* begin *

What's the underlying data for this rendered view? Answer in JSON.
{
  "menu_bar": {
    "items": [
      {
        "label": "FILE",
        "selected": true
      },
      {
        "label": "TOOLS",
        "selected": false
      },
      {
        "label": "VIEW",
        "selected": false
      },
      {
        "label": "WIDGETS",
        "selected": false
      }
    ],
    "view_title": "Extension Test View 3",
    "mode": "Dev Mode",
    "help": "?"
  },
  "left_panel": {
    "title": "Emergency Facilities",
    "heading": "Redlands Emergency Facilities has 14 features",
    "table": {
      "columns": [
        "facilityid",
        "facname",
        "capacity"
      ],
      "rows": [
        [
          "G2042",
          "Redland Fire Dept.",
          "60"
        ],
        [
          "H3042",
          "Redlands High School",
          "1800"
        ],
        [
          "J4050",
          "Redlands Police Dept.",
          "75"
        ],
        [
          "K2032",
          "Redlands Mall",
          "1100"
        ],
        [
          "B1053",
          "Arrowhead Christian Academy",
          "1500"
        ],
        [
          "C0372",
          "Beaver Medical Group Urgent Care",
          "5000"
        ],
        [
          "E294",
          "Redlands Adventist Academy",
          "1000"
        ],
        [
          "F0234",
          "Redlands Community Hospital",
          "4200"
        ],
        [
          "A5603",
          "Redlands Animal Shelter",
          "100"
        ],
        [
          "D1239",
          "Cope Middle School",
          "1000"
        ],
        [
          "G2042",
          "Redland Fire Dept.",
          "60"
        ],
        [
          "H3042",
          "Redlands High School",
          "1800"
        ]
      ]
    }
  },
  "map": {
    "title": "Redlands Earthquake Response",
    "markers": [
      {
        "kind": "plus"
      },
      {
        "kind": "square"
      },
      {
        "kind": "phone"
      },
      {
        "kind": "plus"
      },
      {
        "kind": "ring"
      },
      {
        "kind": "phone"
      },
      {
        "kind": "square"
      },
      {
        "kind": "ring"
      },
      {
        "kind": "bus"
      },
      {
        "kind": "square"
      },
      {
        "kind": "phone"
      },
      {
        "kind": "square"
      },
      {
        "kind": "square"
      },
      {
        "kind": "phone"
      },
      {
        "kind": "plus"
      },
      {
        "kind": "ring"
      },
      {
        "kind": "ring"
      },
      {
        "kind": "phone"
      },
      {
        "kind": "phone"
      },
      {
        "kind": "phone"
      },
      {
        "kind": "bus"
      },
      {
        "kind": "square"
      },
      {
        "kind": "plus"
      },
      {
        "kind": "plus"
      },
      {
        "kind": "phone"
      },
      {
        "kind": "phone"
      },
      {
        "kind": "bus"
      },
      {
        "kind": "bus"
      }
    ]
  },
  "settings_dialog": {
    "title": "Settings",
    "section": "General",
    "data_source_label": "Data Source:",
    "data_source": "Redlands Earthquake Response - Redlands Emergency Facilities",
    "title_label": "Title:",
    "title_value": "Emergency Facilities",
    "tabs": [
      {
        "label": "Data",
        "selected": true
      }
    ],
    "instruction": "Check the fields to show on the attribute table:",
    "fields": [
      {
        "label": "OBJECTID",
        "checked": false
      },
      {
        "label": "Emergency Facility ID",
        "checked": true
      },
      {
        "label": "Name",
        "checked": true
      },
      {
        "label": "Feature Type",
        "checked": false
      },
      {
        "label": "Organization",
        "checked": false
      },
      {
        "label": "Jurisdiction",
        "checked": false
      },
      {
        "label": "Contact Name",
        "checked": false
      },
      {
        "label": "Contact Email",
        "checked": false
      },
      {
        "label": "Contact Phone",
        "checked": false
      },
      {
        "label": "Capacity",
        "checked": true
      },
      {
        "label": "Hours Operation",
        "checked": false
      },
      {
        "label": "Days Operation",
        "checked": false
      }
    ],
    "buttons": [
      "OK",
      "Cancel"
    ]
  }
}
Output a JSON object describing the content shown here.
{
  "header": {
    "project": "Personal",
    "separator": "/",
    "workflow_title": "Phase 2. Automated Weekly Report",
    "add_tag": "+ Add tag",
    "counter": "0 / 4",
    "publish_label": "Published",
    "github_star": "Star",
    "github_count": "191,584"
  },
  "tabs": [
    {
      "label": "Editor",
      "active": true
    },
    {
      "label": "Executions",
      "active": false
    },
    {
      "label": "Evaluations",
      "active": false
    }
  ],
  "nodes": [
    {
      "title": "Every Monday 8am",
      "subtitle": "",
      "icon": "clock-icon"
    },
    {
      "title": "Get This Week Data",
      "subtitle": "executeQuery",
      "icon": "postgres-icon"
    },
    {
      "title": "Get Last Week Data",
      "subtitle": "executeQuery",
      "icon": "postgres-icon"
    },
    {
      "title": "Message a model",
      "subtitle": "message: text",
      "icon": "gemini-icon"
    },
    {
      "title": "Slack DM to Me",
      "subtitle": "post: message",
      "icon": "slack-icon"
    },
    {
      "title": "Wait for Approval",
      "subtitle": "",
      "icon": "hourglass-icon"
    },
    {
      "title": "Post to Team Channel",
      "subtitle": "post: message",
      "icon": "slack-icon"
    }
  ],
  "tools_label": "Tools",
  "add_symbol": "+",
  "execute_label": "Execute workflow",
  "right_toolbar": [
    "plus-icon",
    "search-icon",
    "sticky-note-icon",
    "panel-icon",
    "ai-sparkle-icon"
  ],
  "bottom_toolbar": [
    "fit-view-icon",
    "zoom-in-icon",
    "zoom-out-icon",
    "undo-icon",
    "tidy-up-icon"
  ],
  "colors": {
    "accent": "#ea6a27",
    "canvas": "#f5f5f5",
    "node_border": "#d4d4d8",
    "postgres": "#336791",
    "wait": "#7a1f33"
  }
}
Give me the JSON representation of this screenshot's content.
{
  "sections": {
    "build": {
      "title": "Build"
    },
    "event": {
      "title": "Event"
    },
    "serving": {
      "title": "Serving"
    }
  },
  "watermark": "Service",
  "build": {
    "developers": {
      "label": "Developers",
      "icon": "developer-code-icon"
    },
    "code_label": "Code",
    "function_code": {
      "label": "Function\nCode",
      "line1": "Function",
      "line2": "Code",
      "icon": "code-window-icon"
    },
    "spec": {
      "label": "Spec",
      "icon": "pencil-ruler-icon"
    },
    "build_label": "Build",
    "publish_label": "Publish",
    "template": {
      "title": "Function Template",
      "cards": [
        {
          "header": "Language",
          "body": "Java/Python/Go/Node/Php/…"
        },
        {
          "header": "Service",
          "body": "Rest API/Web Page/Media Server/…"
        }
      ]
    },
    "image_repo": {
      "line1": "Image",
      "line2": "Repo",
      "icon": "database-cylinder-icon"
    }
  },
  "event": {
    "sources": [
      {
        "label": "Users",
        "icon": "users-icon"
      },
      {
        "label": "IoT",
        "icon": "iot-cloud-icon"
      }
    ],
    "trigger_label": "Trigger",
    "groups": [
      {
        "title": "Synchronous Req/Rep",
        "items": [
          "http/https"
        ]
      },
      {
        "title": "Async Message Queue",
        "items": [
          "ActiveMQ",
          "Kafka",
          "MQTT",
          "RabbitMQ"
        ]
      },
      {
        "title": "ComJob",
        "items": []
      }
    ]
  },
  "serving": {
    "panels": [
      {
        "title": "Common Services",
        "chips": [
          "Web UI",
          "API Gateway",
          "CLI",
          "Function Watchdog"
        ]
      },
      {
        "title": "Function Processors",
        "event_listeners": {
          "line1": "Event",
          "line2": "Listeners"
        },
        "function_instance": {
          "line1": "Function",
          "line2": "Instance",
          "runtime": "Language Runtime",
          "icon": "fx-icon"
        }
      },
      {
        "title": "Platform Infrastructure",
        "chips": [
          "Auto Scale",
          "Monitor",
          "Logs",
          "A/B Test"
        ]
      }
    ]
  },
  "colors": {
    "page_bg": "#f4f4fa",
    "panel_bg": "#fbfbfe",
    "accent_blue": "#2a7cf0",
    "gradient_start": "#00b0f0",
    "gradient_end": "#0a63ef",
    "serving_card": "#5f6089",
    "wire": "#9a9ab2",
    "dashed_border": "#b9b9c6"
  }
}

* end *

:: What is asked ::
Return each line in the records that holds the string "table".

:: Solution to this task ::
    "table": {
    "instruction": "Check the fields to show on the attribute table:",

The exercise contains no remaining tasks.